EXERCISE AIM:
Go through the entries below and copy each line containing the word "made".
[Start DATASET ROWS]
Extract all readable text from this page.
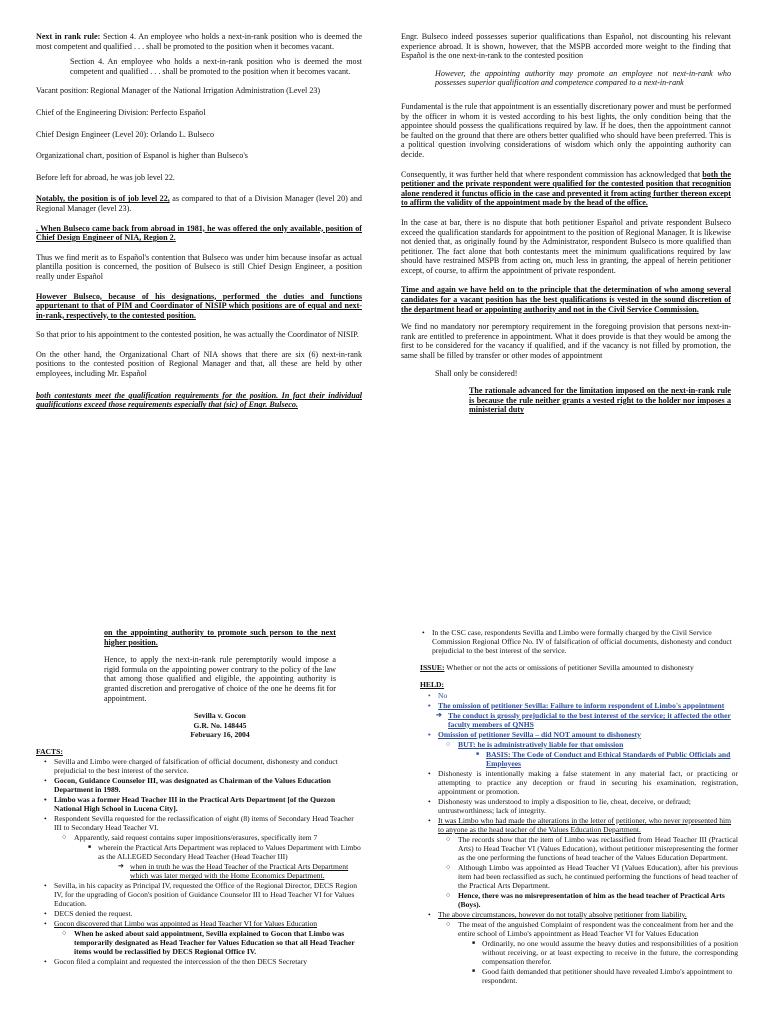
Next in rank rule: Section 4. An employee who holds a next-in-rank position who is deemed the most competent and qualified . . . shall be promoted to the position when it becomes vacant.

Section 4. An employee who holds a next-in-rank position who is deemed the most competent and qualified . . . shall be promoted to the position when it becomes vacant.

Vacant position: Regional Manager of the National Irrigation Administration (Level 23)

Chief of the Engineering Division: Perfecto Español

Chief Design Engineer (Level 20): Orlando L. Bulseco

Organizational chart, position of Espanol is higher than Bulseco's

Before left for abroad, he was job level 22.

Notably, the position is of job level 22, as compared to that of a Division Manager (level 20) and Regional Manager (level 23).

. When Bulseco came back from abroad in 1981, he was offered the only available, position of Chief Design Engineer of NIA, Region 2.

Thus we find merit as to Español's contention that Bulseco was under him because insofar as actual plantilla position is concerned, the position of Bulseco is still Chief Design Engineer, a position really under Español

However Bulseco, because of his designations, performed the duties and functions appurtenant to that of PIM and Coordinator of NISIP which positions are of equal and next-in-rank, respectively, to the contested position.

So that prior to his appointment to the contested position, he was actually the Coordinator of NISIP.

On the other hand, the Organizational Chart of NIA shows that there are six (6) next-in-rank positions to the contested position of Regional Manager and that, all these are held by other employees, including Mr. Español

both contestants meet the qualification requirements for the position. In fact their individual qualifications exceed those requirements especially that (sic) of Engr. Bulseco.

Engr. Bulseco indeed possesses superior qualifications than Español, not discounting his relevant experience abroad. It is shown, however, that the MSPB accorded more weight to the finding that Español is the one next-in-rank to the contested position

However, the appointing authority may promote an employee not next-in-rank who possesses superior qualification and competence compared to a next-in-rank

Fundamental is the rule that appointment is an essentially discretionary power and must be performed by the officer in whom it is vested according to his best lights, the only condition being that the appointee should possess the qualifications required by law. If he does, then the appointment cannot be faulted on the ground that there are others better qualified who should have been preferred. This is a political question involving considerations of wisdom which only the appointing authority can decide.

Consequently, it was further held that where respondent commission has acknowledged that both the petitioner and the private respondent were qualified for the contested position that recognition alone rendered it functus officio in the case and prevented it from acting further thereon except to affirm the validity of the appointment made by the head of the office.

In the case at bar, there is no dispute that both petitioner Español and private respondent Bulseco exceed the qualification standards for appointment to the position of Regional Manager. It is likewise not denied that, as originally found by the Administrator, respondent Bulseco is more qualified than petitioner. The fact alone that both contestants meet the minimum qualifications required by law should have restrained MSPB from acting on, much less in granting, the appeal of herein petitioner except, of course, to affirm the appointment of private respondent.

Time and again we have held on to the principle that the determination of who among several candidates for a vacant position has the best qualifications is vested in the sound discretion of the department head or appointing authority and not in the Civil Service Commission.

We find no mandatory nor peremptory requirement in the foregoing provision that persons next-in-rank are entitled to preference in appointment. What it does provide is that they would be among the first to be considered for the vacancy if qualified, and if the vacancy is not filled by promotion, the same shall be filled by transfer or other modes of appointment

Shall only be considered!

The rationale advanced for the limitation imposed on the next-in-rank rule is because the rule neither grants a vested right to the holder nor imposes a ministerial duty

on the appointing authority to promote such person to the next higher position.

Hence, to apply the next-in-rank rule peremptorily would impose a rigid formula on the appointing power contrary to the policy of the law that among those qualified and eligible, the appointing authority is granted discretion and prerogative of choice of the one he deems fit for appointment.

Sevilla v. Gocon
G.R. No. 148445
February 16, 2004
FACTS:
• Sevilla and Limbo were charged of falsification of official document, dishonesty and conduct prejudicial to the best interest of the service.
• Gocon, Guidance Counselor III, was designated as Chairman of the Values Education Department in 1989.
• Limbo was a former Head Teacher III in the Practical Arts Department [of the Quezon National High School in Lucena City].
• Respondent Sevilla requested for the reclassification of eight (8) items of Secondary Head Teacher III to Secondary Head Teacher VI.
○ Apparently, said request contains super impositions/erasures, specifically item 7
■ wherein the Practical Arts Department was replaced to Values Department with Limbo as the ALLEGED Secondary Head Teacher (Head Teacher III)
➔ when in truth he was the Head Teacher of the Practical Arts Department which was later merged with the Home Economics Department.
• Sevilla, in his capacity as Principal IV, requested the Office of the Regional Director, DECS Region IV, for the upgrading of Gocon's position of Guidance Counselor III to Head Teacher VI for Values Education.
• DECS denied the request.
• Gocon discovered that Limbo was appointed as Head Teacher VI for Values Education
○ When he asked about said appointment, Sevilla explained to Gocon that Limbo was temporarily designated as Head Teacher for Values Education so that all Head Teacher items would be reclassified by DECS Regional Office IV.
• Gocon filed a complaint and requested the intercession of the then DECS Secretary
• In the CSC case, respondents Sevilla and Limbo were formally charged by the Civil Service Commission Regional Office No. IV of falsification of official documents, dishonesty and conduct prejudicial to the best interest of the service.
ISSUE: Whether or not the acts or omissions of petitioner Sevilla amounted to dishonesty
HELD:
• No
• The omission of petitioner Sevilla: Failure to inform respondent of Limbo's appointment
➔ The conduct is grossly prejudicial to the best interest of the service; it affected the other faculty members of QNHS
• Omission of petitioner Sevilla – did NOT amount to dishonesty
○ BUT: he is administratively liable for that omission
■ BASIS: The Code of Conduct and Ethical Standards of Public Officials and Employees
• Dishonesty is intentionally making a false statement in any material fact, or practicing or attempting to practice any deception or fraud in securing his examination, registration, appointment or promotion.
• Dishonesty was understood to imply a disposition to lie, cheat, deceive, or defraud; untrustworthiness; lack of integrity.
• It was Limbo who had made the alterations in the letter of petitioner, who never represented him to anyone as the head teacher of the Values Education Department.
○ The records show that the item of Limbo was reclassified from Head Teacher III (Practical Arts) to Head Teacher VI (Values Education), without petitioner misrepresenting the former as the one performing the functions of head teacher of the Values Education Department.
○ Although Limbo was appointed as Head Teacher VI (Values Education), after his previous item had been reclassified as such, he continued performing the functions of head teacher of the Practical Arts Department.
○ Hence, there was no misrepresentation of him as the head teacher of Practical Arts (Boys).
• The above circumstances, however do not totally absolve petitioner from liability.
○ The meat of the anguished Complaint of respondent was the concealment from her and the entire school of Limbo's appointment as Head Teacher VI for Values Education
■ Ordinarily, no one would assume the heavy duties and responsibilities of a position without receiving, or at least expecting to receive in the future, the corresponding compensation therefor.
■ Good faith demanded that petitioner should have revealed Limbo's appointment to respondent.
[End DATASET ROWS]
FULL OUTPUT:
Consequently, it was further held that where respondent commission has acknowledged that both the petitioner and the private respondent were qualified for the contested position that recognition alone rendered it functus officio in the case and prevented it from acting further thereon except to affirm the validity of the appointment made by the head of the office.
• It was Limbo who had made the alterations in the letter of petitioner, who never represented him to anyone as the head teacher of the Values Education Department.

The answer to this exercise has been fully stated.